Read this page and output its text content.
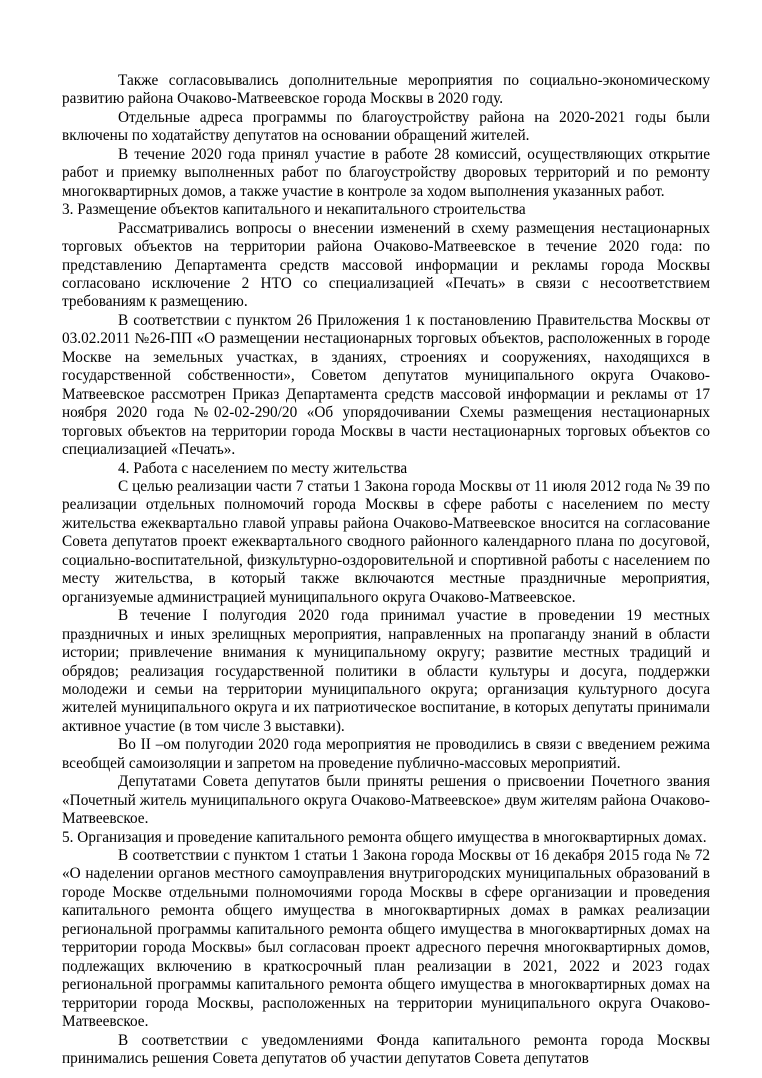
Также согласовывались дополнительные мероприятия по социально-экономическому развитию района Очаково-Матвеевское города Москвы в 2020 году.

Отдельные адреса программы по благоустройству района на 2020-2021 годы были включены по ходатайству депутатов на основании обращений жителей.

В течение 2020 года принял участие в работе 28 комиссий, осуществляющих открытие работ и приемку выполненных работ по благоустройству дворовых территорий и по ремонту многоквартирных домов, а также участие в контроле за ходом выполнения указанных работ.

3. Размещение объектов капитального и некапитального строительства

Рассматривались вопросы о внесении изменений в схему размещения нестационарных торговых объектов на территории района Очаково-Матвеевское в течение 2020 года: по представлению Департамента средств массовой информации и рекламы города Москвы согласовано исключение 2 НТО со специализацией «Печать» в связи с несоответствием требованиям к размещению.

В соответствии с пунктом 26 Приложения 1 к постановлению Правительства Москвы от 03.02.2011 №26-ПП «О размещении нестационарных торговых объектов, расположенных в городе Москве на земельных участках, в зданиях, строениях и сооружениях, находящихся в государственной собственности», Советом депутатов муниципального округа Очаково-Матвеевское рассмотрен Приказ Департамента средств массовой информации и рекламы от 17 ноября 2020 года №02-02-290/20 «Об упорядочивании Схемы размещения нестационарных торговых объектов на территории города Москвы в части нестационарных торговых объектов со специализацией «Печать».

4. Работа с населением по месту жительства

С целью реализации части 7 статьи 1 Закона города Москвы от 11 июля 2012 года № 39 по реализации отдельных полномочий города Москвы в сфере работы с населением по месту жительства ежеквартально главой управы района Очаково-Матвеевское вносится на согласование Совета депутатов проект ежеквартального сводного районного календарного плана по досуговой, социально-воспитательной, физкультурно-оздоровительной и спортивной работы с населением по месту жительства, в который также включаются местные праздничные мероприятия, организуемые администрацией муниципального округа Очаково-Матвеевское.

В течение I полугодия 2020 года принимал участие в проведении 19 местных праздничных и иных зрелищных мероприятия, направленных на пропаганду знаний в области истории; привлечение внимания к муниципальному округу; развитие местных традиций и обрядов; реализация государственной политики в области культуры и досуга, поддержки молодежи и семьи на территории муниципального округа; организация культурного досуга жителей муниципального округа и их патриотическое воспитание, в которых депутаты принимали активное участие (в том числе 3 выставки).

Во II –ом полугодии 2020 года мероприятия не проводились в связи с введением режима всеобщей самоизоляции и запретом на проведение публично-массовых мероприятий.

Депутатами Совета депутатов были приняты решения о присвоении Почетного звания «Почетный житель муниципального округа Очаково-Матвеевское» двум жителям района Очаково-Матвеевское.

5. Организация и проведение капитального ремонта общего имущества в многоквартирных домах.

В соответствии с пунктом 1 статьи 1 Закона города Москвы от 16 декабря 2015 года № 72 «О наделении органов местного самоуправления внутригородских муниципальных образований в городе Москве отдельными полномочиями города Москвы в сфере организации и проведения капитального ремонта общего имущества в многоквартирных домах в рамках реализации региональной программы капитального ремонта общего имущества в многоквартирных домах на территории города Москвы» был согласован проект адресного перечня многоквартирных домов, подлежащих включению в краткосрочный план реализации в 2021, 2022 и 2023 годах региональной программы капитального ремонта общего имущества в многоквартирных домах на территории города Москвы, расположенных на территории муниципального округа Очаково-Матвеевское.

В соответствии с уведомлениями Фонда капитального ремонта города Москвы принимались решения Совета депутатов об участии депутатов Совета депутатов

····················

Find each line that has the word "жителей", then copy it out.

Отдельные адреса программы по благоустройству района на 2020-2021 годы были включены по ходатайству депутатов на основании обращений жителей.
В течение I полугодия 2020 года принимал участие в проведении 19 местных праздничных и иных зрелищных мероприятия, направленных на пропаганду знаний в области истории; привлечение внимания к муниципальному округу; развитие местных традиций и обрядов; реализация государственной политики в области культуры и досуга, поддержки молодежи и семьи на территории муниципального округа; организация культурного досуга жителей муниципального округа и их патриотическое воспитание, в которых депутаты принимали активное участие (в том числе 3 выставки).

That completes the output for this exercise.